● WHAT YOU HAVE TO DO: Write down each entry again, exactly as it reads.

------------------------------------------------------------------------

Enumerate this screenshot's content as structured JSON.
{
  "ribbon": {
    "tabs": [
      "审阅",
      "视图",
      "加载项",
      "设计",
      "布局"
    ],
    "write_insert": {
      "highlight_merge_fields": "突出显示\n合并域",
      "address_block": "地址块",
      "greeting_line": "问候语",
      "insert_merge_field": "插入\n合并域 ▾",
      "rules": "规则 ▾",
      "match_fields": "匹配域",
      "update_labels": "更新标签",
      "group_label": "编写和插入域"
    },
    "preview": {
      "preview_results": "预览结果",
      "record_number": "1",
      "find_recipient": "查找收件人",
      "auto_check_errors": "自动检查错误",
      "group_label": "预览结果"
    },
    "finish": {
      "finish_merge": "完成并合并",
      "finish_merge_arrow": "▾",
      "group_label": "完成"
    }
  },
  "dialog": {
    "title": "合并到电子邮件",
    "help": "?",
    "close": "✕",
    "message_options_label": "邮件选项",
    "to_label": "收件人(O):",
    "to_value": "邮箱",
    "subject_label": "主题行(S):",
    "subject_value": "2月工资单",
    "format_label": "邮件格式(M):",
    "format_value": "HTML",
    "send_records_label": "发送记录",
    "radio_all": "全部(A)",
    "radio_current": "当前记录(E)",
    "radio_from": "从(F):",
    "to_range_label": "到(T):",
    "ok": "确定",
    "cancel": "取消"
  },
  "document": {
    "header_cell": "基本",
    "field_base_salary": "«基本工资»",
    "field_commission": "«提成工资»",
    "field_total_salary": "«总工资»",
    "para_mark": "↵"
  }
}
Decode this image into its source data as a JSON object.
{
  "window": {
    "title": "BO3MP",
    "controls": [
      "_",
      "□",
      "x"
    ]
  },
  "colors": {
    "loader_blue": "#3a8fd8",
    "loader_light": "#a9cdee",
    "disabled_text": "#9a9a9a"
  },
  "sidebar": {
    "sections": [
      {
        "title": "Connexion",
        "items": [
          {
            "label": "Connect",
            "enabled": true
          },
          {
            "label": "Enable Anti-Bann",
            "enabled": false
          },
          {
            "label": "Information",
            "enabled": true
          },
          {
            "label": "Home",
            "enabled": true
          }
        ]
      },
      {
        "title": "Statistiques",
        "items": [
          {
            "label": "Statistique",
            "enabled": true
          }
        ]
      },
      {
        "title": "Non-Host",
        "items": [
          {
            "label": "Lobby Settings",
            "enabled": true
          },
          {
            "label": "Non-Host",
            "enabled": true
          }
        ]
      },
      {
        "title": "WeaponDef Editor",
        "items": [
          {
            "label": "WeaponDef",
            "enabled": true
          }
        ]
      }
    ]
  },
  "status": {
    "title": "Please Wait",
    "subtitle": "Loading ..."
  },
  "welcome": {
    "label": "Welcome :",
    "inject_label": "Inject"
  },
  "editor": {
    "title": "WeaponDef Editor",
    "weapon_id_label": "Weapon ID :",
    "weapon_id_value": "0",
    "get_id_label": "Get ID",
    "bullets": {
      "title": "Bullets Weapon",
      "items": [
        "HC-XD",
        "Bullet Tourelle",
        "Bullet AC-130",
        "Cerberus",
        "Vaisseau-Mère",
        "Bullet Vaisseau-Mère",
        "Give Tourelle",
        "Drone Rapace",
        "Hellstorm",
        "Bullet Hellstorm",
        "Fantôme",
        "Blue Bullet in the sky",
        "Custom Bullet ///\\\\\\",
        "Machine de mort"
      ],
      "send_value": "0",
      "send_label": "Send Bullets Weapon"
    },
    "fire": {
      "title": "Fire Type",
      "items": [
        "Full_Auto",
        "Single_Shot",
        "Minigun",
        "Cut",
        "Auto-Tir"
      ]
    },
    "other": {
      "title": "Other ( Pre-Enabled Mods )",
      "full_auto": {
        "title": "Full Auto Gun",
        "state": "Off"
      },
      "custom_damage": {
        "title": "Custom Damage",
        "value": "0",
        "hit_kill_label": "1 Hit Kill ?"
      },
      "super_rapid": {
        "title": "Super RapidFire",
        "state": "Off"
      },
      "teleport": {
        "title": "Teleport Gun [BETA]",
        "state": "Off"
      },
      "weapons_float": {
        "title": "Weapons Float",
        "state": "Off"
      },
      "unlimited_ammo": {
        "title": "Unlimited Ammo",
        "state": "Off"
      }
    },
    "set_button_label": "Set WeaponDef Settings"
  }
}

------------------------------------------------------------------------

● FULL SOLUTION:
Enumerate this screenshot's content as structured JSON.
{
  "ribbon": {
    "tabs": [
      "审阅",
      "视图",
      "加载项",
      "设计",
      "布局"
    ],
    "write_insert": {
      "highlight_merge_fields": "突出显示\n合并域",
      "address_block": "地址块",
      "greeting_line": "问候语",
      "insert_merge_field": "插入\n合并域 ▾",
      "rules": "规则 ▾",
      "match_fields": "匹配域",
      "update_labels": "更新标签",
      "group_label": "编写和插入域"
    },
    "preview": {
      "preview_results": "预览结果",
      "record_number": "1",
      "find_recipient": "查找收件人",
      "auto_check_errors": "自动检查错误",
      "group_label": "预览结果"
    },
    "finish": {
      "finish_merge": "完成并合并",
      "finish_merge_arrow": "▾",
      "group_label": "完成"
    }
  },
  "dialog": {
    "title": "合并到电子邮件",
    "help": "?",
    "close": "✕",
    "message_options_label": "邮件选项",
    "to_label": "收件人(O):",
    "to_value": "邮箱",
    "subject_label": "主题行(S):",
    "subject_value": "2月工资单",
    "format_label": "邮件格式(M):",
    "format_value": "HTML",
    "send_records_label": "发送记录",
    "radio_all": "全部(A)",
    "radio_current": "当前记录(E)",
    "radio_from": "从(F):",
    "to_range_label": "到(T):",
    "ok": "确定",
    "cancel": "取消"
  },
  "document": {
    "header_cell": "基本",
    "field_base_salary": "«基本工资»",
    "field_commission": "«提成工资»",
    "field_total_salary": "«总工资»",
    "para_mark": "↵"
  }
}
Decode this image into its source data as a JSON object.
{
  "window": {
    "title": "BO3MP",
    "controls": [
      "_",
      "□",
      "x"
    ]
  },
  "colors": {
    "loader_blue": "#3a8fd8",
    "loader_light": "#a9cdee",
    "disabled_text": "#9a9a9a"
  },
  "sidebar": {
    "sections": [
      {
        "title": "Connexion",
        "items": [
          {
            "label": "Connect",
            "enabled": true
          },
          {
            "label": "Enable Anti-Bann",
            "enabled": false
          },
          {
            "label": "Information",
            "enabled": true
          },
          {
            "label": "Home",
            "enabled": true
          }
        ]
      },
      {
        "title": "Statistiques",
        "items": [
          {
            "label": "Statistique",
            "enabled": true
          }
        ]
      },
      {
        "title": "Non-Host",
        "items": [
          {
            "label": "Lobby Settings",
            "enabled": true
          },
          {
            "label": "Non-Host",
            "enabled": true
          }
        ]
      },
      {
        "title": "WeaponDef Editor",
        "items": [
          {
            "label": "WeaponDef",
            "enabled": true
          }
        ]
      }
    ]
  },
  "status": {
    "title": "Please Wait",
    "subtitle": "Loading ..."
  },
  "welcome": {
    "label": "Welcome :",
    "inject_label": "Inject"
  },
  "editor": {
    "title": "WeaponDef Editor",
    "weapon_id_label": "Weapon ID :",
    "weapon_id_value": "0",
    "get_id_label": "Get ID",
    "bullets": {
      "title": "Bullets Weapon",
      "items": [
        "HC-XD",
        "Bullet Tourelle",
        "Bullet AC-130",
        "Cerberus",
        "Vaisseau-Mère",
        "Bullet Vaisseau-Mère",
        "Give Tourelle",
        "Drone Rapace",
        "Hellstorm",
        "Bullet Hellstorm",
        "Fantôme",
        "Blue Bullet in the sky",
        "Custom Bullet ///\\\\\\",
        "Machine de mort"
      ],
      "send_value": "0",
      "send_label": "Send Bullets Weapon"
    },
    "fire": {
      "title": "Fire Type",
      "items": [
        "Full_Auto",
        "Single_Shot",
        "Minigun",
        "Cut",
        "Auto-Tir"
      ]
    },
    "other": {
      "title": "Other ( Pre-Enabled Mods )",
      "full_auto": {
        "title": "Full Auto Gun",
        "state": "Off"
      },
      "custom_damage": {
        "title": "Custom Damage",
        "value": "0",
        "hit_kill_label": "1 Hit Kill ?"
      },
      "super_rapid": {
        "title": "Super RapidFire",
        "state": "Off"
      },
      "teleport": {
        "title": "Teleport Gun [BETA]",
        "state": "Off"
      },
      "weapons_float": {
        "title": "Weapons Float",
        "state": "Off"
      },
      "unlimited_ammo": {
        "title": "Unlimited Ammo",
        "state": "Off"
      }
    },
    "set_button_label": "Set WeaponDef Settings"
  }
}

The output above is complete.